* **Records**
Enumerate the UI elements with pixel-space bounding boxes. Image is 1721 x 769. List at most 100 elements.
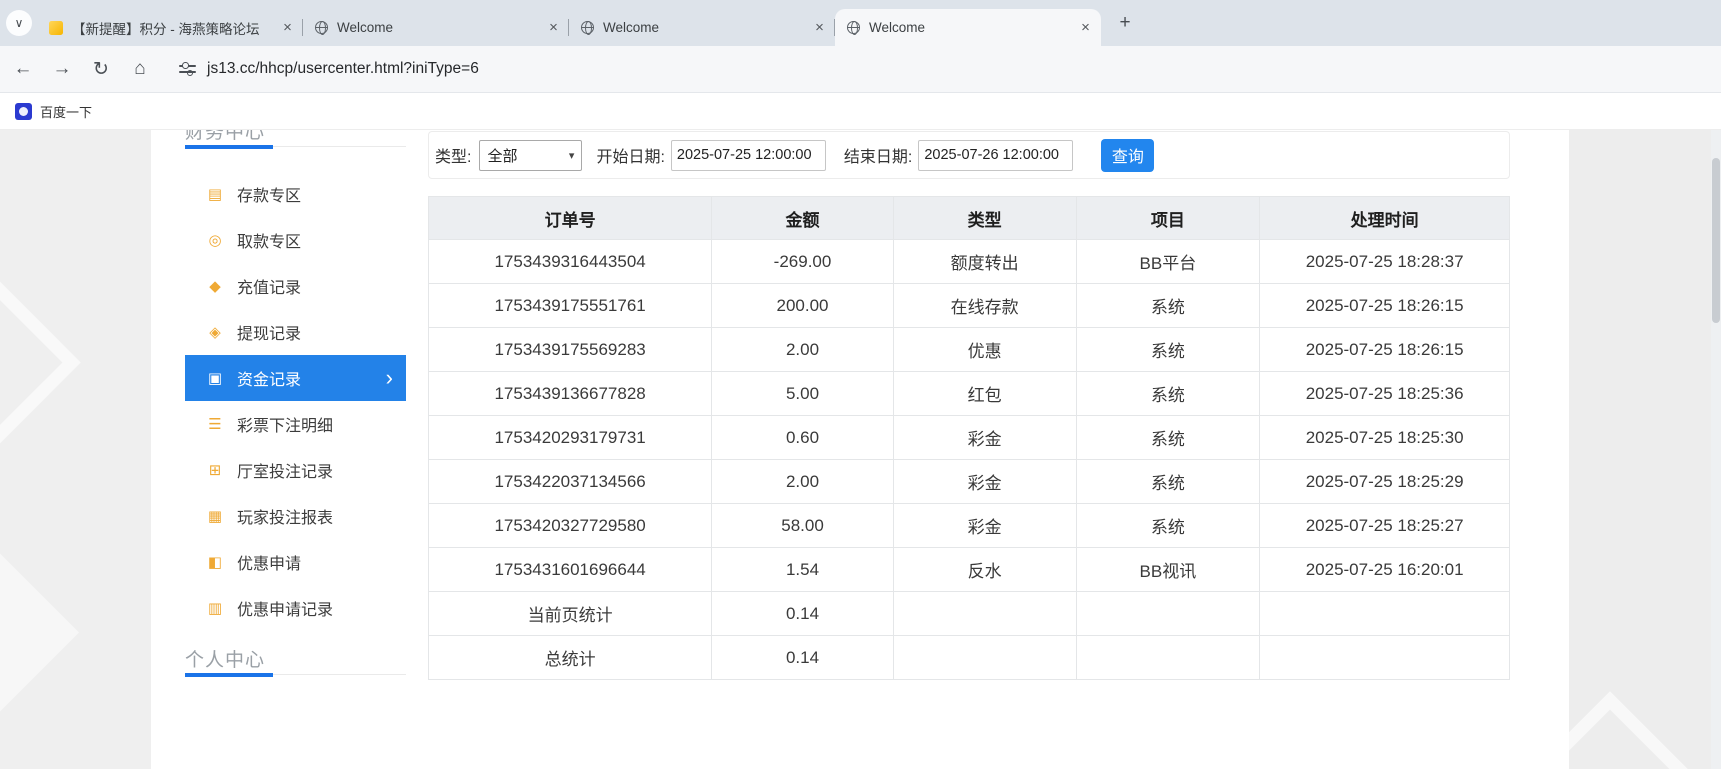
sidebar-item[interactable]: ⊞ 厅室投注记录	[185, 447, 406, 493]
table-cell	[1259, 635, 1510, 680]
browser-tab[interactable]: Welcome ×	[569, 9, 835, 46]
globe-favicon-icon	[581, 21, 594, 35]
home-button[interactable]: ⌂	[128, 58, 152, 80]
table-cell: 2025-07-25 18:25:29	[1259, 459, 1510, 504]
type-select-value: 全部	[487, 147, 518, 165]
sidebar-item-label: 厅室投注记录	[237, 464, 334, 481]
sidebar-section-finance: 财务中心	[185, 130, 406, 149]
sidebar-item-label: 提现记录	[237, 326, 302, 343]
tab-close-icon[interactable]: ×	[1076, 18, 1095, 37]
page-scrollbar-thumb[interactable]	[1712, 158, 1720, 323]
table-cell: 系统	[1075, 459, 1261, 504]
table-row: 1753439316443504 -269.00 额度转出 BB平台 2025-07-2…	[427, 239, 1510, 284]
table-cell: 额度转出	[892, 239, 1077, 284]
table-cell: 系统	[1075, 283, 1261, 328]
table-row: 1753431601696644 1.54 反水 BB视讯 2025-07-25 16:…	[427, 547, 1510, 592]
back-button[interactable]: ←	[11, 58, 35, 80]
table-cell: 1753439175551761	[427, 283, 713, 328]
sidebar: 财务中心 ▤ 存款专区 ◎ 取款专区 ◆ 充值记录 ◈ 提现记录 ▣ 资金记录 › ☰ 彩票下注明细 ⊞ 厅…	[185, 130, 406, 677]
end-date-input[interactable]	[918, 139, 1074, 171]
browser-tab[interactable]: Welcome ×	[835, 9, 1101, 46]
tab-title: Welcome	[869, 20, 926, 35]
table-header-cell: 项目	[1075, 196, 1261, 240]
table-row: 当前页统计 0.14	[427, 591, 1510, 636]
table-cell	[892, 635, 1077, 680]
tab-search-button[interactable]: ∨	[6, 10, 32, 36]
table-cell	[1075, 635, 1261, 680]
sidebar-item-label: 取款专区	[237, 234, 302, 251]
page-scrollbar-track	[1711, 130, 1721, 769]
tab-title: Welcome	[603, 20, 660, 35]
table-cell: 优惠	[892, 327, 1077, 372]
sidebar-item-label: 玩家投注报表	[237, 510, 334, 527]
sidebar-item[interactable]: ▤ 存款专区	[185, 171, 406, 217]
withdraw-coins-icon: ◎	[208, 232, 222, 249]
address-bar[interactable]: js13.cc/hhcp/usercenter.html?iniType=6	[207, 60, 479, 78]
funds-table-head-row: 订单号 金额 类型 项目 处理时间	[427, 196, 1510, 240]
section-underline	[185, 145, 273, 149]
site-info-icon[interactable]	[179, 61, 196, 77]
hall-bet-record-icon: ⊞	[208, 462, 222, 479]
sidebar-item-label: 充值记录	[237, 280, 302, 297]
table-cell: 1753420293179731	[427, 415, 713, 460]
sidebar-item-label: 优惠申请	[237, 556, 302, 573]
search-button[interactable]: 查询	[1101, 138, 1155, 172]
page-left-background	[0, 130, 151, 769]
sidebar-item[interactable]: ◆ 充值记录	[185, 263, 406, 309]
sidebar-item[interactable]: ▦ 玩家投注报表	[185, 493, 406, 539]
table-cell: 2025-07-25 16:20:01	[1259, 547, 1510, 592]
decorative-triangle	[1569, 691, 1688, 769]
new-tab-button[interactable]: +	[1111, 9, 1139, 37]
tab-close-icon[interactable]: ×	[544, 18, 563, 37]
sidebar-item[interactable]: ◎ 取款专区	[185, 217, 406, 263]
table-cell: 红包	[892, 371, 1077, 416]
reload-button[interactable]: ↻	[89, 58, 113, 81]
tab-close-icon[interactable]: ×	[278, 18, 297, 37]
table-cell: 彩金	[892, 459, 1077, 504]
sidebar-item[interactable]: ◈ 提现记录	[185, 309, 406, 355]
sidebar-item[interactable]: ☰ 彩票下注明细	[185, 401, 406, 447]
table-cell: 5.00	[711, 371, 894, 416]
table-row: 总统计 0.14	[427, 635, 1510, 680]
sidebar-item[interactable]: ▣ 资金记录 ›	[185, 355, 406, 401]
forward-button[interactable]: →	[50, 58, 74, 80]
browser-tab[interactable]: 【新提醒】积分 - 海燕策略论坛 ×	[37, 9, 303, 46]
chevron-right-icon: ›	[385, 365, 393, 390]
main-content: 类型: 全部 ▾ 开始日期: 结束日期: 查询 订单号金额类型项目处理时间 17…	[427, 130, 1510, 680]
table-cell: 0.14	[711, 591, 894, 636]
funds-table: 订单号 金额 类型 项目 处理时间 1753439316443504 -269.00 额度转…	[427, 196, 1510, 680]
table-header-cell: 处理时间	[1259, 196, 1510, 240]
table-row: 1753439136677828 5.00 红包 系统 2025-07-25 18:25…	[427, 371, 1510, 416]
table-cell: 2025-07-25 18:26:15	[1259, 327, 1510, 372]
table-cell: 58.00	[711, 503, 894, 548]
table-cell: 1753420327729580	[427, 503, 713, 548]
table-cell: 1753439175569283	[427, 327, 713, 372]
sidebar-item[interactable]: ▥ 优惠申请记录	[185, 585, 406, 631]
bookmarks-bar: 百度一下	[0, 93, 1721, 130]
sidebar-section-personal: 个人中心	[185, 645, 406, 677]
type-label: 类型:	[435, 149, 472, 166]
sidebar-item[interactable]: ◧ 优惠申请	[185, 539, 406, 585]
table-cell	[1259, 591, 1510, 636]
lottery-bet-detail-icon: ☰	[208, 416, 222, 433]
table-cell: 1753422037134566	[427, 459, 713, 504]
table-row: 1753422037134566 2.00 彩金 系统 2025-07-25 18:25…	[427, 459, 1510, 504]
end-date-label: 结束日期:	[843, 149, 913, 166]
sidebar-item-label: 优惠申请记录	[237, 602, 334, 619]
type-select[interactable]: 全部 ▾	[479, 139, 583, 171]
table-cell: 总统计	[427, 635, 713, 680]
deposit-card-icon: ▤	[207, 186, 223, 203]
start-date-input[interactable]	[670, 139, 826, 171]
table-cell: 1753439316443504	[427, 239, 713, 284]
sidebar-section-title: 财务中心	[185, 130, 266, 143]
filter-bar: 类型: 全部 ▾ 开始日期: 结束日期: 查询	[428, 131, 1510, 179]
table-row: 1753420327729580 58.00 彩金 系统 2025-07-25 18:2…	[427, 503, 1510, 548]
tab-close-icon[interactable]: ×	[810, 18, 829, 37]
page-right-background	[1569, 130, 1721, 769]
bookmark-baidu[interactable]: 百度一下	[9, 99, 98, 124]
table-cell: 2025-07-25 18:28:37	[1259, 239, 1510, 284]
table-cell: BB视讯	[1075, 547, 1261, 592]
sidebar-section-title: 个人中心	[185, 650, 266, 671]
promo-apply-icon: ◧	[207, 554, 223, 571]
browser-tab[interactable]: Welcome ×	[303, 9, 569, 46]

* **Directions for this task**
Duplicate the listing above line for line, with no changes, and leave the picture out of your copy.

* **Right answer**
Enumerate the UI elements with pixel-space bounding boxes. Image is 1721 x 769. List at most 100 elements.
sidebar-item[interactable]: ⊞ 厅室投注记录	[185, 447, 406, 493]
table-cell	[1259, 635, 1510, 680]
browser-tab[interactable]: Welcome ×	[569, 9, 835, 46]
globe-favicon-icon	[581, 21, 594, 35]
home-button[interactable]: ⌂	[128, 58, 152, 80]
table-cell: 2025-07-25 18:25:29	[1259, 459, 1510, 504]
type-select-value: 全部	[487, 147, 518, 165]
sidebar-item-label: 厅室投注记录	[237, 464, 334, 481]
sidebar-section-finance: 财务中心	[185, 130, 406, 149]
sidebar-item-label: 提现记录	[237, 326, 302, 343]
tab-close-icon[interactable]: ×	[1076, 18, 1095, 37]
page-scrollbar-thumb[interactable]	[1712, 158, 1720, 323]
table-cell: 系统	[1075, 459, 1261, 504]
table-row: 1753439316443504 -269.00 额度转出 BB平台 2025-07-2…	[427, 239, 1510, 284]
table-cell: 额度转出	[892, 239, 1077, 284]
table-cell: 系统	[1075, 283, 1261, 328]
table-row: 1753431601696644 1.54 反水 BB视讯 2025-07-25 16:…	[427, 547, 1510, 592]
back-button[interactable]: ←	[11, 58, 35, 80]
table-cell: 1753439175551761	[427, 283, 713, 328]
sidebar: 财务中心 ▤ 存款专区 ◎ 取款专区 ◆ 充值记录 ◈ 提现记录 ▣ 资金记录 › ☰ 彩票下注明细 ⊞ 厅…	[185, 130, 406, 677]
end-date-input[interactable]	[918, 139, 1074, 171]
browser-tab[interactable]: Welcome ×	[835, 9, 1101, 46]
tab-title: Welcome	[869, 20, 926, 35]
table-header-cell: 项目	[1075, 196, 1261, 240]
table-row: 当前页统计 0.14	[427, 591, 1510, 636]
table-cell	[892, 635, 1077, 680]
tab-search-button[interactable]: ∨	[6, 10, 32, 36]
table-cell	[1075, 635, 1261, 680]
sidebar-item-label: 取款专区	[237, 234, 302, 251]
page-scrollbar-track	[1711, 130, 1721, 769]
tab-title: Welcome	[603, 20, 660, 35]
table-cell: 优惠	[892, 327, 1077, 372]
sidebar-item-label: 玩家投注报表	[237, 510, 334, 527]
sidebar-item[interactable]: ▤ 存款专区	[185, 171, 406, 217]
withdraw-coins-icon: ◎	[208, 232, 222, 249]
address-bar[interactable]: js13.cc/hhcp/usercenter.html?iniType=6	[207, 60, 479, 78]
funds-table-head-row: 订单号 金额 类型 项目 处理时间	[427, 196, 1510, 240]
section-underline	[185, 145, 273, 149]
site-info-icon[interactable]	[179, 61, 196, 77]
hall-bet-record-icon: ⊞	[208, 462, 222, 479]
sidebar-item-label: 充值记录	[237, 280, 302, 297]
table-cell: 1753420293179731	[427, 415, 713, 460]
sidebar-item-label: 优惠申请	[237, 556, 302, 573]
search-button[interactable]: 查询	[1101, 138, 1155, 172]
page-left-background	[0, 130, 151, 769]
sidebar-item[interactable]: ◆ 充值记录	[185, 263, 406, 309]
sidebar-item[interactable]: ▦ 玩家投注报表	[185, 493, 406, 539]
table-cell: 2025-07-25 16:20:01	[1259, 547, 1510, 592]
decorative-triangle	[1569, 691, 1688, 769]
new-tab-button[interactable]: +	[1111, 9, 1139, 37]
tab-close-icon[interactable]: ×	[544, 18, 563, 37]
sidebar-item[interactable]: ◎ 取款专区	[185, 217, 406, 263]
table-cell: 红包	[892, 371, 1077, 416]
reload-button[interactable]: ↻	[89, 58, 113, 81]
tab-close-icon[interactable]: ×	[278, 18, 297, 37]
table-cell: 彩金	[892, 459, 1077, 504]
sidebar-item[interactable]: ◈ 提现记录	[185, 309, 406, 355]
sidebar-item[interactable]: ☰ 彩票下注明细	[185, 401, 406, 447]
table-cell: 5.00	[711, 371, 894, 416]
table-row: 总统计 0.14	[427, 635, 1510, 680]
sidebar-item[interactable]: ▣ 资金记录 ›	[185, 355, 406, 401]
forward-button[interactable]: →	[50, 58, 74, 80]
browser-tab[interactable]: 【新提醒】积分 - 海燕策略论坛 ×	[37, 9, 303, 46]
chevron-right-icon: ›	[385, 365, 393, 390]
main-content: 类型: 全部 ▾ 开始日期: 结束日期: 查询 订单号金额类型项目处理时间 17…	[427, 130, 1510, 680]
table-cell: 0.14	[711, 591, 894, 636]
funds-table: 订单号 金额 类型 项目 处理时间 1753439316443504 -269.00 额度转…	[427, 196, 1510, 680]
table-header-cell: 处理时间	[1259, 196, 1510, 240]
table-row: 1753439136677828 5.00 红包 系统 2025-07-25 18:25…	[427, 371, 1510, 416]
table-cell: 2025-07-25 18:26:15	[1259, 327, 1510, 372]
table-cell: 58.00	[711, 503, 894, 548]
table-cell: 1753420327729580	[427, 503, 713, 548]
table-cell: 1753439175569283	[427, 327, 713, 372]
sidebar-item[interactable]: ▥ 优惠申请记录	[185, 585, 406, 631]
bookmarks-bar: 百度一下	[0, 93, 1721, 130]
sidebar-section-personal: 个人中心	[185, 645, 406, 677]
type-label: 类型:	[435, 149, 472, 166]
sidebar-item[interactable]: ◧ 优惠申请	[185, 539, 406, 585]
table-cell	[1259, 591, 1510, 636]
lottery-bet-detail-icon: ☰	[208, 416, 222, 433]
table-cell: 1753422037134566	[427, 459, 713, 504]
table-row: 1753422037134566 2.00 彩金 系统 2025-07-25 18:25…	[427, 459, 1510, 504]
end-date-label: 结束日期:	[843, 149, 913, 166]
sidebar-item-label: 优惠申请记录	[237, 602, 334, 619]
type-select[interactable]: 全部 ▾	[479, 139, 583, 171]
table-cell: 总统计	[427, 635, 713, 680]
deposit-card-icon: ▤	[207, 186, 223, 203]
start-date-input[interactable]	[670, 139, 826, 171]
table-cell: 1753439316443504	[427, 239, 713, 284]
sidebar-section-title: 财务中心	[185, 130, 266, 143]
filter-bar: 类型: 全部 ▾ 开始日期: 结束日期: 查询	[428, 131, 1510, 179]
table-row: 1753420327729580 58.00 彩金 系统 2025-07-25 18:2…	[427, 503, 1510, 548]
tab-close-icon[interactable]: ×	[810, 18, 829, 37]
page-right-background	[1569, 130, 1721, 769]
bookmark-baidu[interactable]: 百度一下	[9, 99, 98, 124]
table-cell: 2025-07-25 18:28:37	[1259, 239, 1510, 284]
table-cell: BB视讯	[1075, 547, 1261, 592]
sidebar-section-title: 个人中心	[185, 650, 266, 671]
promo-apply-icon: ◧	[207, 554, 223, 571]
browser-tab[interactable]: Welcome ×	[303, 9, 569, 46]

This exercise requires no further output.